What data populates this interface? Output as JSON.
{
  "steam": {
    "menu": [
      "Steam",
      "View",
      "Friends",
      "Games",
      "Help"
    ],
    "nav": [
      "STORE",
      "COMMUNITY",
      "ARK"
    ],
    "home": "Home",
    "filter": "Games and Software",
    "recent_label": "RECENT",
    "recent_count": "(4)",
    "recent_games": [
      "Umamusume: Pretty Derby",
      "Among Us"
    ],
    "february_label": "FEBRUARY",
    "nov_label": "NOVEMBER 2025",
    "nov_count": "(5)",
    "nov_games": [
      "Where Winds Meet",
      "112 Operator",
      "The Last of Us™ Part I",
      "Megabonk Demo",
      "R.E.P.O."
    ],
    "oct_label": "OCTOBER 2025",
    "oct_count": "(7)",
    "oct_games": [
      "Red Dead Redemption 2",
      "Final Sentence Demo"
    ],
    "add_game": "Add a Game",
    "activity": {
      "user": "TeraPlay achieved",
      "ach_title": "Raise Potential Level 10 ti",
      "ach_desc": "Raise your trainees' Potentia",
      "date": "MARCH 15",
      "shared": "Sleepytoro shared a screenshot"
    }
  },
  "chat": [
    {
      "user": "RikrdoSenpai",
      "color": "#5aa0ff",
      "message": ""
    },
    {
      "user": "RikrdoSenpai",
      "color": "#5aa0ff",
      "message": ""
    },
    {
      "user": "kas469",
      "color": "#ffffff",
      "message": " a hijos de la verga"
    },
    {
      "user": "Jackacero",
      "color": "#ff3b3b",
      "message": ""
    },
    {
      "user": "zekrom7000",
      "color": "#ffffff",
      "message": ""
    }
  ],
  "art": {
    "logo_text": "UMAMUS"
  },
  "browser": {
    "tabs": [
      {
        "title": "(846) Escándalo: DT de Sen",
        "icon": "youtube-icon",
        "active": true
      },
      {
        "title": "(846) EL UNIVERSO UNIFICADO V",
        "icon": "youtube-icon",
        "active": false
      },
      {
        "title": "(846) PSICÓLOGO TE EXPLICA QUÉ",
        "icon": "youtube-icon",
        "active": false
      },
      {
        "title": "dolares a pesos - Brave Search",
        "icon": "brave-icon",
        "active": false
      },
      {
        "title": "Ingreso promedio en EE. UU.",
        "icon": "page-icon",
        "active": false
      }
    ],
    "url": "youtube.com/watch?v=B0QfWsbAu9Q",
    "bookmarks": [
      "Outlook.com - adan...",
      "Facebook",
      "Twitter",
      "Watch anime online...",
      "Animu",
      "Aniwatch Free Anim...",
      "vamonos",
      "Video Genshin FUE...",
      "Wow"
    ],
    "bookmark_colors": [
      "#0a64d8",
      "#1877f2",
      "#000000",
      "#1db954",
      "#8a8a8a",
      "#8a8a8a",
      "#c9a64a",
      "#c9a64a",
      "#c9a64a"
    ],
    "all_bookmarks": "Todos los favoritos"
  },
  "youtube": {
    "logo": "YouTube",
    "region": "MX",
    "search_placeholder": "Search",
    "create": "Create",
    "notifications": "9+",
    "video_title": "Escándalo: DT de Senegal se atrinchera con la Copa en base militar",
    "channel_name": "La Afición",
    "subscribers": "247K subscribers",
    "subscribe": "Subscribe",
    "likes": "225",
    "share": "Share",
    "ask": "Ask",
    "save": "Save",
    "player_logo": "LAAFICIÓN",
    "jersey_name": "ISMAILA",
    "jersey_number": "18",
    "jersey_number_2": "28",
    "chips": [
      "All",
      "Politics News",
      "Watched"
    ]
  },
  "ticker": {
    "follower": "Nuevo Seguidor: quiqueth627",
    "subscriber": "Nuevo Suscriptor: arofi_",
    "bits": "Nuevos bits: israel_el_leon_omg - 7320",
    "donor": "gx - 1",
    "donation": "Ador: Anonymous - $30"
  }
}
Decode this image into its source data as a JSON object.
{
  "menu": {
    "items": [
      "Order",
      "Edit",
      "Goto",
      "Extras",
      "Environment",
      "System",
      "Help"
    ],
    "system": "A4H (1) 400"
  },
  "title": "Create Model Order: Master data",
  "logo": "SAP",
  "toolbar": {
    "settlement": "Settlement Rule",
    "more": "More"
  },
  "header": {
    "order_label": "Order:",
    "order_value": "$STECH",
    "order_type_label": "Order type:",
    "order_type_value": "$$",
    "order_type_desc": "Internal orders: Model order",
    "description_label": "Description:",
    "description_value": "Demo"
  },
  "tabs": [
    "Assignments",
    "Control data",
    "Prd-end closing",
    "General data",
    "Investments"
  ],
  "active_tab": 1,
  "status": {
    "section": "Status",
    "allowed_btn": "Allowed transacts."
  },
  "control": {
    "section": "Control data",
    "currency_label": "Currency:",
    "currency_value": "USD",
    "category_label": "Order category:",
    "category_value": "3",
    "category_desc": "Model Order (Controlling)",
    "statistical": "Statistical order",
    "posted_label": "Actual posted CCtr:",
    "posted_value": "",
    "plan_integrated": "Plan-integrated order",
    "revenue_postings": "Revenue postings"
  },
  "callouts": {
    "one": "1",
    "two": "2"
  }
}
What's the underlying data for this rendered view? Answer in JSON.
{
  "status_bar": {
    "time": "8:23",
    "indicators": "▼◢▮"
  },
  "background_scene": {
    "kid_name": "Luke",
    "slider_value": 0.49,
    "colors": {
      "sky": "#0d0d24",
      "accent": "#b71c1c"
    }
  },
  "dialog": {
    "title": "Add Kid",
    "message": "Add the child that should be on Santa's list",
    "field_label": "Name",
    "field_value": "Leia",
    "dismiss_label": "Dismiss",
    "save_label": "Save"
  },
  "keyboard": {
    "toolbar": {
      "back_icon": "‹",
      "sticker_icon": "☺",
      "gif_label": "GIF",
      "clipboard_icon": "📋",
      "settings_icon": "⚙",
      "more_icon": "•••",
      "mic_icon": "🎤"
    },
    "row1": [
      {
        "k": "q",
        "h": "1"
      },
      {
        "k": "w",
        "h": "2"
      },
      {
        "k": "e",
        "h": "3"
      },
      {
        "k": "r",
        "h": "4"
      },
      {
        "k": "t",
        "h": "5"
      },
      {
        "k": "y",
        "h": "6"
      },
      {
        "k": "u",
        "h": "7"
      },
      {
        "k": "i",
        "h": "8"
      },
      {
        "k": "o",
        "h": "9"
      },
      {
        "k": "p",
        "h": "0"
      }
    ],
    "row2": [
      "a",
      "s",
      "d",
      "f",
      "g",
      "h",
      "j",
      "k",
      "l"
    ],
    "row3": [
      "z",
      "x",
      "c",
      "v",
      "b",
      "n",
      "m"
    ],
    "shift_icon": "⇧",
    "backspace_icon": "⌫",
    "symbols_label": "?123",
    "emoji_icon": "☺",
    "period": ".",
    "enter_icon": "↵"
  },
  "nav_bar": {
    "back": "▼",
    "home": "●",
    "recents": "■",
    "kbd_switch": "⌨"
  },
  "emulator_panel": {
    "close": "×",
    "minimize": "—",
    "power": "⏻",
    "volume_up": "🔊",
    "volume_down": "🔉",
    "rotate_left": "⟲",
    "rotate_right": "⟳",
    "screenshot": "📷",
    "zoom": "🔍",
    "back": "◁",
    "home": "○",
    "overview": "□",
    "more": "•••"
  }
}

○ ○ ○ ○ ○ ○ ○

THE PROBLEM -
Exactly and only the lines from the line containing "What's the underlying" through the last line of the entries should be copied, both ends included.

OUTPUT FOR THIS TASK -
What's the underlying data for this rendered view? Answer in JSON.
{
  "status_bar": {
    "time": "8:23",
    "indicators": "▼◢▮"
  },
  "background_scene": {
    "kid_name": "Luke",
    "slider_value": 0.49,
    "colors": {
      "sky": "#0d0d24",
      "accent": "#b71c1c"
    }
  },
  "dialog": {
    "title": "Add Kid",
    "message": "Add the child that should be on Santa's list",
    "field_label": "Name",
    "field_value": "Leia",
    "dismiss_label": "Dismiss",
    "save_label": "Save"
  },
  "keyboard": {
    "toolbar": {
      "back_icon": "‹",
      "sticker_icon": "☺",
      "gif_label": "GIF",
      "clipboard_icon": "📋",
      "settings_icon": "⚙",
      "more_icon": "•••",
      "mic_icon": "🎤"
    },
    "row1": [
      {
        "k": "q",
        "h": "1"
      },
      {
        "k": "w",
        "h": "2"
      },
      {
        "k": "e",
        "h": "3"
      },
      {
        "k": "r",
        "h": "4"
      },
      {
        "k": "t",
        "h": "5"
      },
      {
        "k": "y",
        "h": "6"
      },
      {
        "k": "u",
        "h": "7"
      },
      {
        "k": "i",
        "h": "8"
      },
      {
        "k": "o",
        "h": "9"
      },
      {
        "k": "p",
        "h": "0"
      }
    ],
    "row2": [
      "a",
      "s",
      "d",
      "f",
      "g",
      "h",
      "j",
      "k",
      "l"
    ],
    "row3": [
      "z",
      "x",
      "c",
      "v",
      "b",
      "n",
      "m"
    ],
    "shift_icon": "⇧",
    "backspace_icon": "⌫",
    "symbols_label": "?123",
    "emoji_icon": "☺",
    "period": ".",
    "enter_icon": "↵"
  },
  "nav_bar": {
    "back": "▼",
    "home": "●",
    "recents": "■",
    "kbd_switch": "⌨"
  },
  "emulator_panel": {
    "close": "×",
    "minimize": "—",
    "power": "⏻",
    "volume_up": "🔊",
    "volume_down": "🔉",
    "rotate_left": "⟲",
    "rotate_right": "⟳",
    "screenshot": "📷",
    "zoom": "🔍",
    "back": "◁",
    "home": "○",
    "overview": "□",
    "more": "•••"
  }
}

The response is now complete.